Data listing -
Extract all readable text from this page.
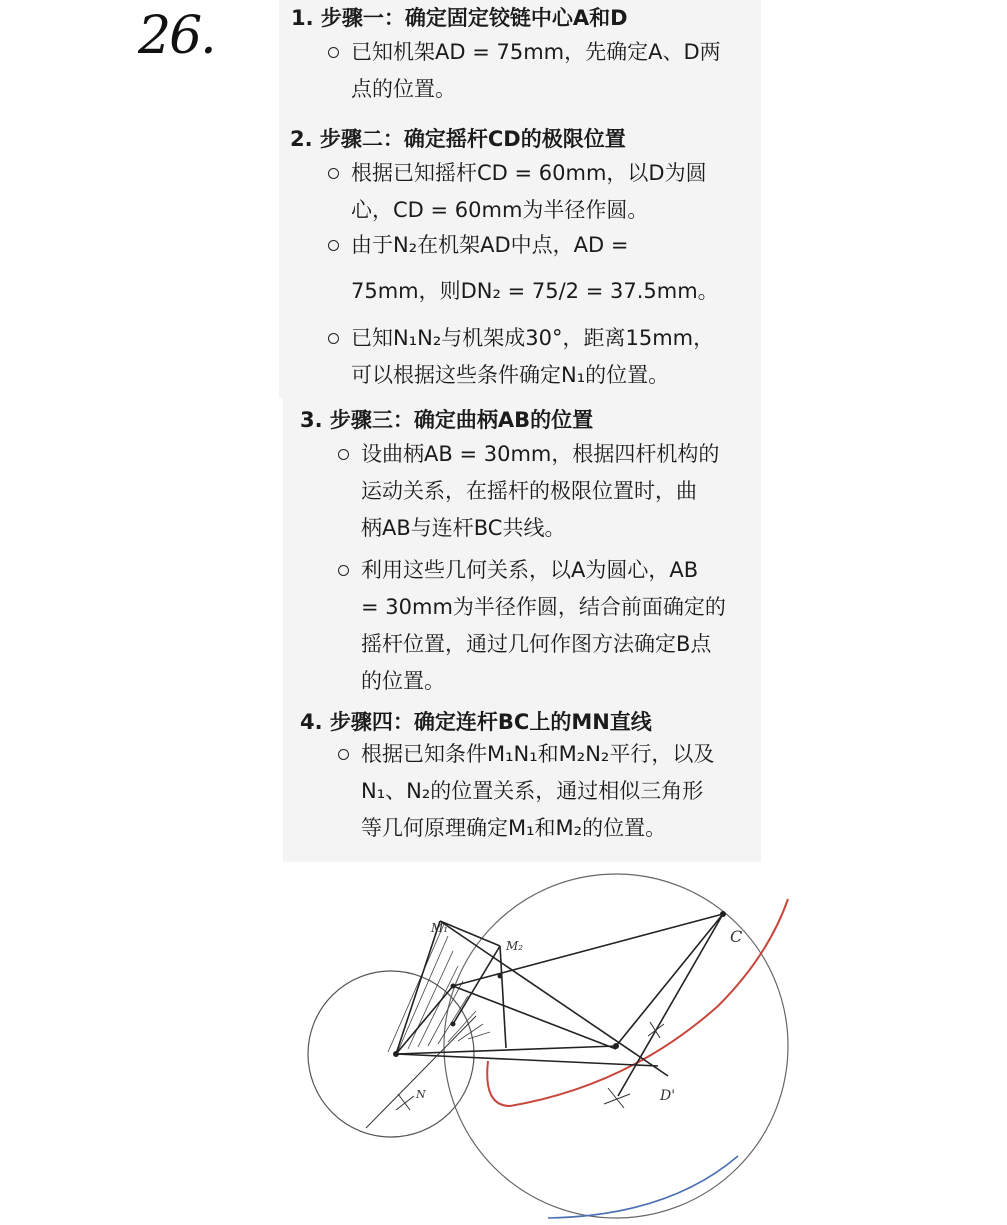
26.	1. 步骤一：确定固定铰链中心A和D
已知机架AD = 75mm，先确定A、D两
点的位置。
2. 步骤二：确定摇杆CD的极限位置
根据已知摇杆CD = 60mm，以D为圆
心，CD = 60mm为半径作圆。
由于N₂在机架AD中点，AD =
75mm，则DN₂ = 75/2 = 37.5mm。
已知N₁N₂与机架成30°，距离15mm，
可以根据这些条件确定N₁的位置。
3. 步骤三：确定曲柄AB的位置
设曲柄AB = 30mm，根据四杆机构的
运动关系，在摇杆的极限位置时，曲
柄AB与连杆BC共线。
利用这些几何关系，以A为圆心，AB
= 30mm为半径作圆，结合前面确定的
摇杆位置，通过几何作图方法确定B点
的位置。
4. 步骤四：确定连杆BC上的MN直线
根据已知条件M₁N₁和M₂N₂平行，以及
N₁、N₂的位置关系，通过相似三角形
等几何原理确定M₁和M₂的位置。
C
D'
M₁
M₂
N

Written task -
Transcribe each line above verbatim, with the pictures left out.

Finished exercise -
Extract all readable text from this page.
26.	1. 步骤一：确定固定铰链中心A和D
已知机架AD = 75mm，先确定A、D两
点的位置。
2. 步骤二：确定摇杆CD的极限位置
根据已知摇杆CD = 60mm，以D为圆
心，CD = 60mm为半径作圆。
由于N₂在机架AD中点，AD =
75mm，则DN₂ = 75/2 = 37.5mm。
已知N₁N₂与机架成30°，距离15mm，
可以根据这些条件确定N₁的位置。
3. 步骤三：确定曲柄AB的位置
设曲柄AB = 30mm，根据四杆机构的
运动关系，在摇杆的极限位置时，曲
柄AB与连杆BC共线。
利用这些几何关系，以A为圆心，AB
= 30mm为半径作圆，结合前面确定的
摇杆位置，通过几何作图方法确定B点
的位置。
4. 步骤四：确定连杆BC上的MN直线
根据已知条件M₁N₁和M₂N₂平行，以及
N₁、N₂的位置关系，通过相似三角形
等几何原理确定M₁和M₂的位置。
C
D'
M₁
M₂
N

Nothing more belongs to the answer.